═══ Material for this task

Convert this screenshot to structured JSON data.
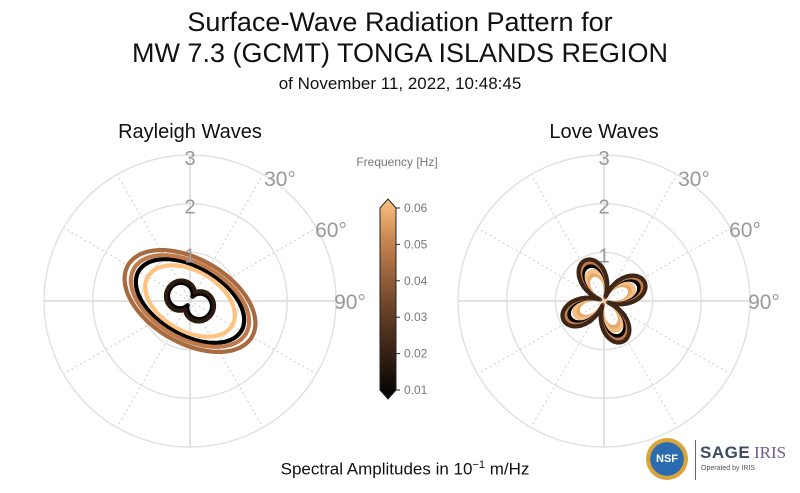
{
  "header": {
    "title_line1": "Surface-Wave Radiation Pattern for",
    "title_line2": "MW 7.3 (GCMT) TONGA ISLANDS REGION",
    "subtitle": "of November 11, 2022, 10:48:45"
  },
  "footer": {
    "text": "Spectral Amplitudes in 10",
    "exponent": "−1",
    "unit": " m/Hz"
  },
  "logos": {
    "nsf": "NSF",
    "sage": "SAGE",
    "iris": "IRIS",
    "operated": "Operated by IRIS"
  },
  "chart_data": {
    "type": "polar",
    "colormap": "copper",
    "colorbar": {
      "label": "Frequency [Hz]",
      "ticks": [
        "0.06",
        "0.05",
        "0.04",
        "0.03",
        "0.02",
        "0.01"
      ],
      "range": [
        0.01,
        0.06
      ]
    },
    "colors": {
      "low": "#000000",
      "mid": "#c07a4b",
      "high": "#ffc37f"
    },
    "panels": [
      {
        "title": "Rayleigh Waves",
        "r_ticks": [
          "1",
          "2",
          "3"
        ],
        "angle_ticks": [
          "30°",
          "60°",
          "90°"
        ],
        "r_max": 3.4,
        "series": [
          {
            "frequency": 0.01,
            "color": "#000000",
            "shape": "dipole",
            "a": 0.48,
            "b": 0.1,
            "orient": 120
          },
          {
            "frequency": 0.02,
            "color": "#2b1a10",
            "shape": "dipole",
            "a": 0.52,
            "b": 0.2,
            "orient": 120
          },
          {
            "frequency": 0.03,
            "color": "#ffc37f",
            "shape": "ellipse",
            "a": 1.0,
            "b": 0.62,
            "orient": 120
          },
          {
            "frequency": 0.04,
            "color": "#000000",
            "shape": "ellipse",
            "a": 1.22,
            "b": 0.7,
            "orient": 120
          },
          {
            "frequency": 0.045,
            "color": "#c07a4b",
            "shape": "ellipse",
            "a": 1.33,
            "b": 0.77,
            "orient": 120
          },
          {
            "frequency": 0.05,
            "color": "#a86a3f",
            "shape": "ellipse",
            "a": 1.47,
            "b": 0.86,
            "orient": 120
          }
        ]
      },
      {
        "title": "Love Waves",
        "r_ticks": [
          "1",
          "2",
          "3"
        ],
        "angle_ticks": [
          "30°",
          "60°",
          "90°"
        ],
        "r_max": 3.4,
        "series": [
          {
            "frequency": 0.01,
            "color": "#e8a866",
            "shape": "clover",
            "a": 0.58,
            "b": 0.06,
            "orient": 20
          },
          {
            "frequency": 0.015,
            "color": "#f3c08a",
            "shape": "clover",
            "a": 0.66,
            "b": 0.07,
            "orient": 20
          },
          {
            "frequency": 0.02,
            "color": "#000000",
            "shape": "clover",
            "a": 0.78,
            "b": 0.08,
            "orient": 20
          },
          {
            "frequency": 0.03,
            "color": "#c07a4b",
            "shape": "clover",
            "a": 0.86,
            "b": 0.09,
            "orient": 20
          },
          {
            "frequency": 0.04,
            "color": "#3d2616",
            "shape": "clover",
            "a": 0.92,
            "b": 0.1,
            "orient": 20
          }
        ]
      }
    ]
  }
}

══════

◆ **Prompt**
Search the data for "Waves". Copy every line that has it.

◆ **Correct response**
        "title": "Rayleigh Waves",
        "title": "Love Waves",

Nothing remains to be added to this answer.